**What the exercise asks:**
Each record below should be output verbatim, without pictures.
╔══
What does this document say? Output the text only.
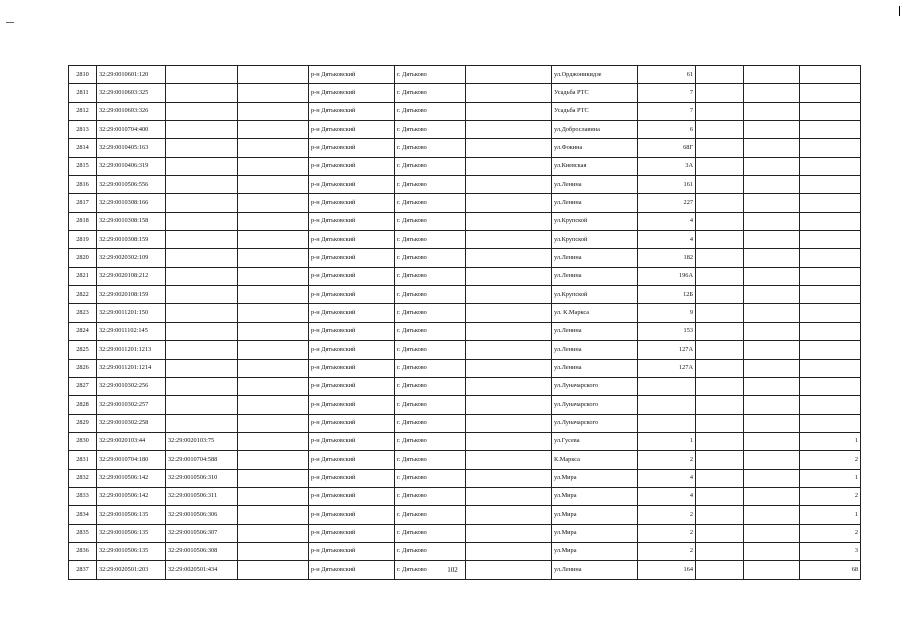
2810	32:29:0010601:120			р-н Дятьковский	г. Дятьково		ул.Орджоникидзе	61			
2811	32:29:0010603:325			р-н Дятьковский	г. Дятьково		Усадьба РТС	7			
2812	32:29:0010603:326			р-н Дятьковский	г. Дятьково		Усадьба РТС	7			
2813	32:29:0010704:400			р-н Дятьковский	г. Дятьково		ул.Доброславина	6			
2814	32:29:0010405:163			р-н Дятьковский	г. Дятьково		ул.Фокина	68Г			
2815	32:29:0010406:319			р-н Дятьковский	г. Дятьково		ул.Киевская	3А			
2816	32:29:0010506:556			р-н Дятьковский	г. Дятьково		ул.Ленина	161			
2817	32:29:0010308:166			р-н Дятьковский	г. Дятьково		ул.Ленина	227			
2818	32:29:0010308:158			р-н Дятьковский	г. Дятьково		ул.Крупской	4			
2819	32:29:0010308:159			р-н Дятьковский	г. Дятьково		ул.Крупской	4			
2820	32:29:0020302:109			р-н Дятьковский	г. Дятьково		ул.Ленина	182			
2821	32:29:0020108:212			р-н Дятьковский	г. Дятьково		ул.Ленина	196А			
2822	32:29:0020108:159			р-н Дятьковский	г. Дятьково		ул.Крупской	12Б			
2823	32:29:0011201:150			р-н Дятьковский	г. Дятьково		ул. К.Маркса	9			
2824	32:29:0011102:145			р-н Дятьковский	г. Дятьково		ул.Ленина	153			
2825	32:29:0011201:1213			р-н Дятьковский	г. Дятьково		ул.Ленина	127А			
2826	32:29:0011201:1214			р-н Дятьковский	г. Дятьково		ул.Ленина	127А			
2827	32:29:0010302:256			р-н Дятьковский	г. Дятьково		ул.Луначарского				
2828	32:29:0010302:257			р-н Дятьковский	г. Дятьково		ул.Луначарского				
2829	32:29:0010302:258			р-н Дятьковский	г. Дятьково		ул.Луначарского				
2830	32:29:0020103:44	32:29:0020103:75		р-н Дятьковский	г. Дятьково		ул.Гусева	1			1
2831	32:29:0010704:180	32:29:0010704:588		р-н Дятьковский	г. Дятьково		К.Маркса	2			2
2832	32:29:0010506:142	32:29:0010506:310		р-н Дятьковский	г. Дятьково		ул.Мира	4			1
2833	32:29:0010506:142	32:29:0010506:311		р-н Дятьковский	г. Дятьково		ул.Мира	4			2
2834	32:29:0010506:135	32:29:0010506:306		р-н Дятьковский	г. Дятьково		ул.Мира	2			1
2835	32:29:0010506:135	32:29:0010506:307		р-н Дятьковский	г. Дятьково		ул.Мира	2			2
2836	32:29:0010506:135	32:29:0010506:308		р-н Дятьковский	г. Дятьково		ул.Мира	2			3
2837	32:29:0020501:203	32:29:0020501:434		р-н Дятьковский	г. Дятьково		ул.Ленина	164			68
102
╚══
**Correct output:**
What does this document say? Output the text only.
2810	32:29:0010601:120			р-н Дятьковский	г. Дятьково		ул.Орджоникидзе	61			
2811	32:29:0010603:325			р-н Дятьковский	г. Дятьково		Усадьба РТС	7			
2812	32:29:0010603:326			р-н Дятьковский	г. Дятьково		Усадьба РТС	7			
2813	32:29:0010704:400			р-н Дятьковский	г. Дятьково		ул.Доброславина	6			
2814	32:29:0010405:163			р-н Дятьковский	г. Дятьково		ул.Фокина	68Г			
2815	32:29:0010406:319			р-н Дятьковский	г. Дятьково		ул.Киевская	3А			
2816	32:29:0010506:556			р-н Дятьковский	г. Дятьково		ул.Ленина	161			
2817	32:29:0010308:166			р-н Дятьковский	г. Дятьково		ул.Ленина	227			
2818	32:29:0010308:158			р-н Дятьковский	г. Дятьково		ул.Крупской	4			
2819	32:29:0010308:159			р-н Дятьковский	г. Дятьково		ул.Крупской	4			
2820	32:29:0020302:109			р-н Дятьковский	г. Дятьково		ул.Ленина	182			
2821	32:29:0020108:212			р-н Дятьковский	г. Дятьково		ул.Ленина	196А			
2822	32:29:0020108:159			р-н Дятьковский	г. Дятьково		ул.Крупской	12Б			
2823	32:29:0011201:150			р-н Дятьковский	г. Дятьково		ул. К.Маркса	9			
2824	32:29:0011102:145			р-н Дятьковский	г. Дятьково		ул.Ленина	153			
2825	32:29:0011201:1213			р-н Дятьковский	г. Дятьково		ул.Ленина	127А			
2826	32:29:0011201:1214			р-н Дятьковский	г. Дятьково		ул.Ленина	127А			
2827	32:29:0010302:256			р-н Дятьковский	г. Дятьково		ул.Луначарского				
2828	32:29:0010302:257			р-н Дятьковский	г. Дятьково		ул.Луначарского				
2829	32:29:0010302:258			р-н Дятьковский	г. Дятьково		ул.Луначарского				
2830	32:29:0020103:44	32:29:0020103:75		р-н Дятьковский	г. Дятьково		ул.Гусева	1			1
2831	32:29:0010704:180	32:29:0010704:588		р-н Дятьковский	г. Дятьково		К.Маркса	2			2
2832	32:29:0010506:142	32:29:0010506:310		р-н Дятьковский	г. Дятьково		ул.Мира	4			1
2833	32:29:0010506:142	32:29:0010506:311		р-н Дятьковский	г. Дятьково		ул.Мира	4			2
2834	32:29:0010506:135	32:29:0010506:306		р-н Дятьковский	г. Дятьково		ул.Мира	2			1
2835	32:29:0010506:135	32:29:0010506:307		р-н Дятьковский	г. Дятьково		ул.Мира	2			2
2836	32:29:0010506:135	32:29:0010506:308		р-н Дятьковский	г. Дятьково		ул.Мира	2			3
2837	32:29:0020501:203	32:29:0020501:434		р-н Дятьковский	г. Дятьково		ул.Ленина	164			68
102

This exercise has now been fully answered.